- TEXTE SOURCE -
------------

Un détenu du centre pénitentiaire de Bordeaux-Gradignan (Gironde) est décédé ce vendredi 17 juillet 2026. Placé en détention provisoire depuis mars 2026, ce père de famille de 32 ans s’est effondré dans la cour de promenade, rapporte Sud Ouest .

Selon des sources internes à la prison, l’homme marchait dans la cour en fin de matinée lorsqu’il a été victime d’un malaise. Ses codétenus l’ont pris en charge dans un premier temps en lui prodiguant un massage cardiaque jusqu’à l’arrivée du Samu.

Un manque de réactivité ? 

Des prisonniers présents au moment du drame ont estimé que les surveillants et l’équipe médicale avaient mis trop de temps à arriver, selon Actu Bordeaux« Quand il y a un certain nombre de détenus sur les cours de promenade, les surveillants n’interviennent jamais », a justifié Hubert Gratraud, surveillant et délégué syndical FO Justice, auprès d’ici Gironde . « Vu qu’on manque cruellement de personnel en ce moment, le temps d’intervention était un petit peu plus long que la normale », a toutefois reconnu le syndicaliste.

Toujours est-il que cette situation a causé des tensions au sein de la prison. À tel point que des équipes régionales d’intervention et de sécurité (Eris) ont dû être déployées pour réintégrer les détenus dans leurs cellules.

------------

- DONNÉES DE L'EXERCICE -

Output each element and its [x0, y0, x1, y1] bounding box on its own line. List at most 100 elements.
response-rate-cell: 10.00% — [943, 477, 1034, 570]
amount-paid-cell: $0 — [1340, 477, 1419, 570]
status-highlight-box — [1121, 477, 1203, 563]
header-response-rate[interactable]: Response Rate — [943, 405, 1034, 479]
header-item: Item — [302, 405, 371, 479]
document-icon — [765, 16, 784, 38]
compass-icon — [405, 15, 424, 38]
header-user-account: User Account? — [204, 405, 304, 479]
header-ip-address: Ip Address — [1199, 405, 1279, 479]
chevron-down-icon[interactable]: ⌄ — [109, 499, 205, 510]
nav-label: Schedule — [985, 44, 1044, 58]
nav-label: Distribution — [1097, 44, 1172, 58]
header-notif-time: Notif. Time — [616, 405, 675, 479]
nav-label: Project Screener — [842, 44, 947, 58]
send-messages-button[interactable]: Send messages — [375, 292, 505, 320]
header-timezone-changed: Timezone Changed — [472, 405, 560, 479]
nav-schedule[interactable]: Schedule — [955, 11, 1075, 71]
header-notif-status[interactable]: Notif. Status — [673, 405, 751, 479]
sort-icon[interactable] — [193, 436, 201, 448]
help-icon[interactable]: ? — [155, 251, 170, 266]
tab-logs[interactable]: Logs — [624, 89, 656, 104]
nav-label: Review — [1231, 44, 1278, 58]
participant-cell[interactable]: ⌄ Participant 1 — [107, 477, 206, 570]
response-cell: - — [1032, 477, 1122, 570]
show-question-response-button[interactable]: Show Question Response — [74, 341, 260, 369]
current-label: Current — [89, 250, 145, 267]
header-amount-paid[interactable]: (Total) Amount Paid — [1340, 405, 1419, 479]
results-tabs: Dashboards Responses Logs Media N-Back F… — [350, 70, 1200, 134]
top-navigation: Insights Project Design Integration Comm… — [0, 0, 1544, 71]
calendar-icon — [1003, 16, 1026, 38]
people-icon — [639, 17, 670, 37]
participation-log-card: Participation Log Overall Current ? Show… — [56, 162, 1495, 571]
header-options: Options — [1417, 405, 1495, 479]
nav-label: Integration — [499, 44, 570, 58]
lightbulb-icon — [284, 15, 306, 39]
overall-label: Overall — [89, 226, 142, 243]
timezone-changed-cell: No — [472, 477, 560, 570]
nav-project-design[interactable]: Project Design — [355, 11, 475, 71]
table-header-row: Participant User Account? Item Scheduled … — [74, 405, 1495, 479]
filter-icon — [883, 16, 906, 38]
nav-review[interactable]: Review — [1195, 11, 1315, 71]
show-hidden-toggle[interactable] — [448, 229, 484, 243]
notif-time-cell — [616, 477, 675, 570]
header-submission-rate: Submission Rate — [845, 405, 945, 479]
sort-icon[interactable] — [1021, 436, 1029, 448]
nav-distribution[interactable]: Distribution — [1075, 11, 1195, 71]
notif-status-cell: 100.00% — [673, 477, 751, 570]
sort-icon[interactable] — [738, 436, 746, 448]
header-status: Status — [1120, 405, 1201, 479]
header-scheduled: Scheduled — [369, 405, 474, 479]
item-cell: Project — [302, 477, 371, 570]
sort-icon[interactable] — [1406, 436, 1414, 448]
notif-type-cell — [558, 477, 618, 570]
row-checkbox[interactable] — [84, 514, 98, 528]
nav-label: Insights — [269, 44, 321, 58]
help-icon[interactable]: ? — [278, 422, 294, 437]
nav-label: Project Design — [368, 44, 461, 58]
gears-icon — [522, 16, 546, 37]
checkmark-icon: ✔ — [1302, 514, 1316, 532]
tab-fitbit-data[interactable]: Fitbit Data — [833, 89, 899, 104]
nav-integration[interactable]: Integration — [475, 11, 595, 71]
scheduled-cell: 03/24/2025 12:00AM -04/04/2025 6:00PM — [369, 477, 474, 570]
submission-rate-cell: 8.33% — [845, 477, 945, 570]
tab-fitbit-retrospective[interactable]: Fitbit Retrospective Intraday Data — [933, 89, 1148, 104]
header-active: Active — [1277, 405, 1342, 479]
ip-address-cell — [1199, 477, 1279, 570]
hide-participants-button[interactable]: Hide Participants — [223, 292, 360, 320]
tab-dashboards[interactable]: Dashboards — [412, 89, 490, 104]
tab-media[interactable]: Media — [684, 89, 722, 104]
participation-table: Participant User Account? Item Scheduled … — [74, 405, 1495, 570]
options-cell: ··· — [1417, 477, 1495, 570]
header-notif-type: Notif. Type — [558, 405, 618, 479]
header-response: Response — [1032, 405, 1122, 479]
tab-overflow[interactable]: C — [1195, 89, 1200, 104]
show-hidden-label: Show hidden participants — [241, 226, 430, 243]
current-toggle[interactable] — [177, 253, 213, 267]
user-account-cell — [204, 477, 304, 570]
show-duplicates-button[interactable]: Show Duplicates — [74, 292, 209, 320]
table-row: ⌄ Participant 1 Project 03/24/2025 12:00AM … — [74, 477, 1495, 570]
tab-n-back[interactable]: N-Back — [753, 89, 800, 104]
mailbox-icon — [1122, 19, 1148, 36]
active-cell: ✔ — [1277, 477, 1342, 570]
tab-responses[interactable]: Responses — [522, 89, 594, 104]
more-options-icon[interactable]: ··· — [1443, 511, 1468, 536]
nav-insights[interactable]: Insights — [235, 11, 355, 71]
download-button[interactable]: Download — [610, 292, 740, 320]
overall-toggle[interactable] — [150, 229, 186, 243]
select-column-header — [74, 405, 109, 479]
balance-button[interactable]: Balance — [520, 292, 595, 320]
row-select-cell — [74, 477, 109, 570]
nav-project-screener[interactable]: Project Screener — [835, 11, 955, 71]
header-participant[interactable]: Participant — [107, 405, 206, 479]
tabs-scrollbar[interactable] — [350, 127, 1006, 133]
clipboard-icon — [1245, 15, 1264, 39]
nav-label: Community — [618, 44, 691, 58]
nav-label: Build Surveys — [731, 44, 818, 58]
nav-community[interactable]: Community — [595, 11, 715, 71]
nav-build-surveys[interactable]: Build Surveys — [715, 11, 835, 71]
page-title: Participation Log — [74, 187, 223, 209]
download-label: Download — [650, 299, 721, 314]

------------

- CONSIGNES DES TÂCHES -
a: D'après l'article sur le décès du détenu, répondez brièvement à chacune des questions suivantes :
(i) Quel âge avait le détenu décédé ?
(ii) Qui lui a prodigué un massage cardiaque jusqu'à l'arrivée du Samu ?
(iii) Quelles équipes ont été déployées pour réintégrer les détenus dans leurs cellules ?
b: Poursuivez l'article sur le décès du détenu de Bordeaux-Gradignan à la suite de sa dernière phrase.

- RÉPONSES NUMÉROTÉES -
a:
(i) Il avait 32 ans.
(ii) Ses codétenus.
(iii) Les équipes régionales d'intervention et de sécurité (Eris).

b:
Des surveillants en sous-effectif

Auprès de Sud Ouest, le procureur de la République de Bordeaux, Renaud Gaudeul, a affirmé que « l’alerte a été donnée très rapidement » par des surveillants postés dans le mirador et que la prise en charge, rendue difficile par l’agitation de certains détenus, est intervenue dans les dix minutes. Les secours sont arrivés dans la foulée et un massage cardiaque a été pratiqué sur le trentenaire « pendant quarante-cinq minutes », a ajouté le magistrat. Une enquête a été ouverte et une autopsie doit être réalisée pour déterminer les causes exactes du décès.

Pour les syndicats de surveillants, ce drame illustre la situation critique de l’établissement. « Le manque de personnel endémique dont nous souffrons explique que les délais d’intervention ne sont pas ce qu’ils devraient être », a souligné Ronan Roudaut, délégué Ufap-Unsa.